__TASK OBJECTIVE__
Locate the string "Ausgleichsklasse" in the records below. Copy every line where it occurs.

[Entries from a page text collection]
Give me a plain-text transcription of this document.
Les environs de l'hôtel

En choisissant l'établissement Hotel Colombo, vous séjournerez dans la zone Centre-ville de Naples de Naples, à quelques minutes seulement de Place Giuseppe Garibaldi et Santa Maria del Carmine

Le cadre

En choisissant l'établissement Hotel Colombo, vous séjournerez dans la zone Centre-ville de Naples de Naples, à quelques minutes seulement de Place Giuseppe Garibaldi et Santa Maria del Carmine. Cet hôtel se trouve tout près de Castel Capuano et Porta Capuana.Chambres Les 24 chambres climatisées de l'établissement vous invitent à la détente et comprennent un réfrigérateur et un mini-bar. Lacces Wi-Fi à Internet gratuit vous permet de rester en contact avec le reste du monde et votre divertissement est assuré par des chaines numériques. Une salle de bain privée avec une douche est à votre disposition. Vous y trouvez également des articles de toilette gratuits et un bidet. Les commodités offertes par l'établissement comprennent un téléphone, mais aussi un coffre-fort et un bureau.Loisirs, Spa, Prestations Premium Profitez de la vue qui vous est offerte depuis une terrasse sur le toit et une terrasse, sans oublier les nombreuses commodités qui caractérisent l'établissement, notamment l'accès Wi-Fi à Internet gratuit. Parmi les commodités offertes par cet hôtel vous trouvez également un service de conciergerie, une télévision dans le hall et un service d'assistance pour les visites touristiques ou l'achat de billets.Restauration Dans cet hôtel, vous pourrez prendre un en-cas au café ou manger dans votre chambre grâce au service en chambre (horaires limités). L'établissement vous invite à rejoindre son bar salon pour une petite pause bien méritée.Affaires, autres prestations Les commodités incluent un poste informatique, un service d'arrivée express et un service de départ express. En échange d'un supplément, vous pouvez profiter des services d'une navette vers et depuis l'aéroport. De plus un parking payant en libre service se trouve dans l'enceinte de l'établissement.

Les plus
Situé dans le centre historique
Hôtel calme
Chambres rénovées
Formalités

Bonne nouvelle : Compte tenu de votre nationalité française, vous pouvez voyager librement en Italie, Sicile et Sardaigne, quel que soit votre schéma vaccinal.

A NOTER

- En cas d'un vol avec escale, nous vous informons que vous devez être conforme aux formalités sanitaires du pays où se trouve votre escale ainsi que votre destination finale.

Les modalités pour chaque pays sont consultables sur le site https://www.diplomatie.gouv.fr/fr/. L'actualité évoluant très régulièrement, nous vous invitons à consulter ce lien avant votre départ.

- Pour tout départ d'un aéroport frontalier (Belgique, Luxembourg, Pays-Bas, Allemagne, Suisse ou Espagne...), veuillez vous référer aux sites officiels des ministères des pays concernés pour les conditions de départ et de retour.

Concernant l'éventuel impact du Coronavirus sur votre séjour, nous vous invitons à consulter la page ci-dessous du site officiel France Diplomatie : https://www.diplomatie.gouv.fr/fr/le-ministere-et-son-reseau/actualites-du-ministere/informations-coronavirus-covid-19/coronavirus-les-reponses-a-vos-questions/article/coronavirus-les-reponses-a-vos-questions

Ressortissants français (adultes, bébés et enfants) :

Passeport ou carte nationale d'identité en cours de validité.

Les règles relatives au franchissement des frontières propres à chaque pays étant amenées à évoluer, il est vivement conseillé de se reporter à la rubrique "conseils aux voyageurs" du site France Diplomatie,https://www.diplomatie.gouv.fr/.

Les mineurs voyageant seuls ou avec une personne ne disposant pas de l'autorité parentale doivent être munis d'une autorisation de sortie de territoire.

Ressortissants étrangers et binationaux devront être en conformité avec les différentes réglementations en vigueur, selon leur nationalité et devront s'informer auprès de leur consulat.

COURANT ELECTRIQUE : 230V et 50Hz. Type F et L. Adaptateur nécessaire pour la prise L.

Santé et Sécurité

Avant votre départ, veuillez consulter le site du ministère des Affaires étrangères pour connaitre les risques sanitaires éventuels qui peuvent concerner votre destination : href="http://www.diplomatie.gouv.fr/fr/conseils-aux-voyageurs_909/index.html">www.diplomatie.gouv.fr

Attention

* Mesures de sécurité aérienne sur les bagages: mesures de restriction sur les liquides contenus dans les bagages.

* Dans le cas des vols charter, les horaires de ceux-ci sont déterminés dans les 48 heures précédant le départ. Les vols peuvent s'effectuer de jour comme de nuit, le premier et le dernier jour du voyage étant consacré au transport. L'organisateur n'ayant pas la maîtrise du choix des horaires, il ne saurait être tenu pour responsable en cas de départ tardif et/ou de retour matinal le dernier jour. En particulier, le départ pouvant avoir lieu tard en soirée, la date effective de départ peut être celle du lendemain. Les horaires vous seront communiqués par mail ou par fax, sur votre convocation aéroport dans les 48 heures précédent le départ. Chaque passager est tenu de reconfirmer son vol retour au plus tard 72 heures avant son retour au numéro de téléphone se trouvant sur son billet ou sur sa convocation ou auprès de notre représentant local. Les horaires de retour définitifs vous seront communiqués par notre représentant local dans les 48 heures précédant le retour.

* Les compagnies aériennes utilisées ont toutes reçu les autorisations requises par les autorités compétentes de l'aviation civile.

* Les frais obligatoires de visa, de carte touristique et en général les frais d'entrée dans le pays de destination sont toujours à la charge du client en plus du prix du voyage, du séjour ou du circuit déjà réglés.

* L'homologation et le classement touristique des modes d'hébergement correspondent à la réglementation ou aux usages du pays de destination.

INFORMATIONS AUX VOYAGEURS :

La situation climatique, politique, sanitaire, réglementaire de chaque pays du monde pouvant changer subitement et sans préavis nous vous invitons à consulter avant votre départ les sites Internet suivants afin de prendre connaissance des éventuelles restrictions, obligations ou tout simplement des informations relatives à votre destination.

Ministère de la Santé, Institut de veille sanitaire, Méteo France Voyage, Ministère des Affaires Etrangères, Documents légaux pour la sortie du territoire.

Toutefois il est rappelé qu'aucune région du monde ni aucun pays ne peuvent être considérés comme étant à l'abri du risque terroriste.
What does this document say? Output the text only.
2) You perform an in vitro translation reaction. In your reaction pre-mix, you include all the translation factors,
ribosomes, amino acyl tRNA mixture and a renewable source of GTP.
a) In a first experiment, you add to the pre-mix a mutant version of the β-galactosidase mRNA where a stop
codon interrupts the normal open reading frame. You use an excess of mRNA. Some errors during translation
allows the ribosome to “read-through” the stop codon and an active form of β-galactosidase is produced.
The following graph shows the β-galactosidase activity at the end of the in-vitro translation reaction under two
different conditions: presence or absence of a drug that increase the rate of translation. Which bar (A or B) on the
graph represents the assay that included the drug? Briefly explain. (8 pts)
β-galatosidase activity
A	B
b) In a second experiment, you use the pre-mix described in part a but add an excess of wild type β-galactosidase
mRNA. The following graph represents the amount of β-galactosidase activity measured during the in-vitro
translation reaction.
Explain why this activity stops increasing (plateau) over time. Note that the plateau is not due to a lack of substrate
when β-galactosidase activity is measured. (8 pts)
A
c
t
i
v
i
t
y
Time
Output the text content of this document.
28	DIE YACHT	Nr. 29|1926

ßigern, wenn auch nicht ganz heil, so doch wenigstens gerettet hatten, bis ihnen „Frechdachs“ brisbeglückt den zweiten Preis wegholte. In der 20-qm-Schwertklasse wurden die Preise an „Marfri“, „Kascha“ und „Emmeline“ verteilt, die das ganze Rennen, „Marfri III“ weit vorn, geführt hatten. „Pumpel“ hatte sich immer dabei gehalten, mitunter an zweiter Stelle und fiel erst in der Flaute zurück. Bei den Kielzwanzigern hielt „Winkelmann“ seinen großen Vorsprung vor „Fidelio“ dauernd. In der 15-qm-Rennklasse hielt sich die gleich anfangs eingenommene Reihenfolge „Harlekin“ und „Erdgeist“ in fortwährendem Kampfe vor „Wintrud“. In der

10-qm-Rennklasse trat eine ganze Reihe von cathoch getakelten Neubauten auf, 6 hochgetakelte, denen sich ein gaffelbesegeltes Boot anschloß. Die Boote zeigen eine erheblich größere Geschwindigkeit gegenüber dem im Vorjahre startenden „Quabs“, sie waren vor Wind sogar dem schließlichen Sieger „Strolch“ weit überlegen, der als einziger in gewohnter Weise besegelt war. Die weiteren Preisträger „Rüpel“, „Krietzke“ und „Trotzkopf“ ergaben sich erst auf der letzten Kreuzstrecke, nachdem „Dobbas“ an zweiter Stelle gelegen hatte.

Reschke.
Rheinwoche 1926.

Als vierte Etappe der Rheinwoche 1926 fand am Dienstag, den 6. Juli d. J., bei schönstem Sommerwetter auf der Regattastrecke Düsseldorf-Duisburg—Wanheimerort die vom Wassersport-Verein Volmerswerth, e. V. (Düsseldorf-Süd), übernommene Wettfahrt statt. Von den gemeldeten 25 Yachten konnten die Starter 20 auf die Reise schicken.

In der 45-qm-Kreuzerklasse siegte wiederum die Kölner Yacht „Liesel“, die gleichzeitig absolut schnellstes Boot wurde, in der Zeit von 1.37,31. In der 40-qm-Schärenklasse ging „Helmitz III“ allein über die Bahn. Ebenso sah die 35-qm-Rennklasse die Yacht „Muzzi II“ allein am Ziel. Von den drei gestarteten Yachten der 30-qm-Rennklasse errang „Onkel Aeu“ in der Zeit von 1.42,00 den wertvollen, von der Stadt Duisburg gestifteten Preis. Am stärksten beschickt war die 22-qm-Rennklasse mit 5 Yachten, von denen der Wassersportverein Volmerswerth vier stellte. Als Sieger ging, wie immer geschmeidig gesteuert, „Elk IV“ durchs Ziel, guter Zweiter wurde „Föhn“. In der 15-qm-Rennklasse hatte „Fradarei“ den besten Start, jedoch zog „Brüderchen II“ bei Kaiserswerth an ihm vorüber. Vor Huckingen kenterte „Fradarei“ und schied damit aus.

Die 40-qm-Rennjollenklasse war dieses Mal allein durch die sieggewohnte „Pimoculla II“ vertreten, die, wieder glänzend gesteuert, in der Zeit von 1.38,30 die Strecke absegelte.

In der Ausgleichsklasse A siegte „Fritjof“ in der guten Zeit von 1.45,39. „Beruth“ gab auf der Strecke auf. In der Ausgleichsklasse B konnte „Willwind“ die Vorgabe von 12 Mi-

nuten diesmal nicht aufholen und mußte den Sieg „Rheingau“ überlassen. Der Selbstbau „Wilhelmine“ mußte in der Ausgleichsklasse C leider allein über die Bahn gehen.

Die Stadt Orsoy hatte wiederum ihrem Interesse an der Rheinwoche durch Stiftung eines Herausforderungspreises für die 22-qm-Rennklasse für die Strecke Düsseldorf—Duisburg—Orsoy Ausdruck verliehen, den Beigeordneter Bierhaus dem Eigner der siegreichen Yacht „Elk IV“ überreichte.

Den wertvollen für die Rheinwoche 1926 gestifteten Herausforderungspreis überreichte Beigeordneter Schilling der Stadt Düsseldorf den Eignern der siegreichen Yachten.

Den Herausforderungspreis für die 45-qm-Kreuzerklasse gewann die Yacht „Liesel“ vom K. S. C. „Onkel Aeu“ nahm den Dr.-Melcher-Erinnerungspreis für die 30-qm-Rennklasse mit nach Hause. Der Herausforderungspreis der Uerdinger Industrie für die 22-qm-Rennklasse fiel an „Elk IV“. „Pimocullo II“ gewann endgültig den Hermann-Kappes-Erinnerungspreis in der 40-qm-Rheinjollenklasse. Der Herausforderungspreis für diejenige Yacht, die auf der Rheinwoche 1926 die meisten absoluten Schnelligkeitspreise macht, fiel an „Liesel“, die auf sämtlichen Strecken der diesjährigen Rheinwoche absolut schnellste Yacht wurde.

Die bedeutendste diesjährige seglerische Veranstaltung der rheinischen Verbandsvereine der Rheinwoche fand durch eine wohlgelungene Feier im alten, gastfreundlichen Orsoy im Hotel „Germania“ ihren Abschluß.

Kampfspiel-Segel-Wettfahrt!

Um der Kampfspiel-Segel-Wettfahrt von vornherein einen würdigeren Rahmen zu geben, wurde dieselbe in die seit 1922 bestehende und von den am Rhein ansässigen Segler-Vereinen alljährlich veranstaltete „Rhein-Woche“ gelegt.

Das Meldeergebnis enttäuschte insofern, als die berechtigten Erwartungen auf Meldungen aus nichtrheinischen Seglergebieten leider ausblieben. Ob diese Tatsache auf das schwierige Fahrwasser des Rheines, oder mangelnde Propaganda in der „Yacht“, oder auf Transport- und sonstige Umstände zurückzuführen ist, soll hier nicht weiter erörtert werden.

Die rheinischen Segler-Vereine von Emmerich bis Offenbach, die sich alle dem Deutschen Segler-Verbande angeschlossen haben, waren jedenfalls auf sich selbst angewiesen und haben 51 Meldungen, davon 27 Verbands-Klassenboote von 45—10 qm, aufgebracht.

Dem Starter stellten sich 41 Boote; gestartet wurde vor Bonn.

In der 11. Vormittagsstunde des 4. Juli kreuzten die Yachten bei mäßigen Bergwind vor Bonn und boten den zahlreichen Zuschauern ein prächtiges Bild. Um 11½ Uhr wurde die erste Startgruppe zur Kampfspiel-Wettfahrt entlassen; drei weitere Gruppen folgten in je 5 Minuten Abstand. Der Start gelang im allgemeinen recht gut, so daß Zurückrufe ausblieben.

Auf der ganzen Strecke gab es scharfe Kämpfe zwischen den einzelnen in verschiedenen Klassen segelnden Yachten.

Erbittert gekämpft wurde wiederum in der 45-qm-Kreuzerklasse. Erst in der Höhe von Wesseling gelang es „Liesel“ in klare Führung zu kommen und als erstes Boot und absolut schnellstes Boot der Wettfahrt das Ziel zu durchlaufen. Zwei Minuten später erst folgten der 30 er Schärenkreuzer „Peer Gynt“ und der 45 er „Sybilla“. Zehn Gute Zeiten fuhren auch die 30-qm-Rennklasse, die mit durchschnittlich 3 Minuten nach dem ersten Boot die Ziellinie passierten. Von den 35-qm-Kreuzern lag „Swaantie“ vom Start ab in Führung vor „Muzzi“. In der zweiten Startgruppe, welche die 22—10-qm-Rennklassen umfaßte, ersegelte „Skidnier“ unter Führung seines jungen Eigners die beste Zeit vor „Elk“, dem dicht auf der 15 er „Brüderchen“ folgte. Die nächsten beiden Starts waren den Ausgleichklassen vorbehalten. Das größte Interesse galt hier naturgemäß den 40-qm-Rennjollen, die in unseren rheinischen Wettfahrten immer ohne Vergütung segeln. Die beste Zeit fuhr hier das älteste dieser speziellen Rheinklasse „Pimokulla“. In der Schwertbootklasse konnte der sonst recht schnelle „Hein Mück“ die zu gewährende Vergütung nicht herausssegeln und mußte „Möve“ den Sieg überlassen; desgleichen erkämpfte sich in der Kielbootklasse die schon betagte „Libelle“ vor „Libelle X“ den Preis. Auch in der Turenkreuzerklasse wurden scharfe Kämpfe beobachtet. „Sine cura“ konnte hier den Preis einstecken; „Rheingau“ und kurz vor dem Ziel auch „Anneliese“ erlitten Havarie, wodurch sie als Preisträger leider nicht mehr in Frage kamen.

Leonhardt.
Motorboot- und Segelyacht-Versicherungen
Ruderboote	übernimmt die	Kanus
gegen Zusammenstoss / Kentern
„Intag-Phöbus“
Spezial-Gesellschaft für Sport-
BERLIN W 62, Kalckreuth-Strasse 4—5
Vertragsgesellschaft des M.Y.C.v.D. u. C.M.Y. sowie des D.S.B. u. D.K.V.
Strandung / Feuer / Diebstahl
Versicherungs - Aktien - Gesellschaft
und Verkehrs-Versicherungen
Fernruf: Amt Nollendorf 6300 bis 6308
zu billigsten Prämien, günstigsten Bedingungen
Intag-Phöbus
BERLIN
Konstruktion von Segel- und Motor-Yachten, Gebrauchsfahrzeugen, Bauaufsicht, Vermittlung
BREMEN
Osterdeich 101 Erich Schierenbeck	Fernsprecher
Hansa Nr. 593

__SOLUTION TO THIS PROBLEM__
In der Ausgleichsklasse A siegte „Fritjof“ in der guten Zeit von 1.45,39. „Beruth“ gab auf der Strecke auf. In der Ausgleichsklasse B konnte „Willwind“ die Vorgabe von 12 Mi-
nuten diesmal nicht aufholen und mußte den Sieg „Rheingau“ überlassen. Der Selbstbau „Wilhelmine“ mußte in der Ausgleichsklasse C leider allein über die Bahn gehen.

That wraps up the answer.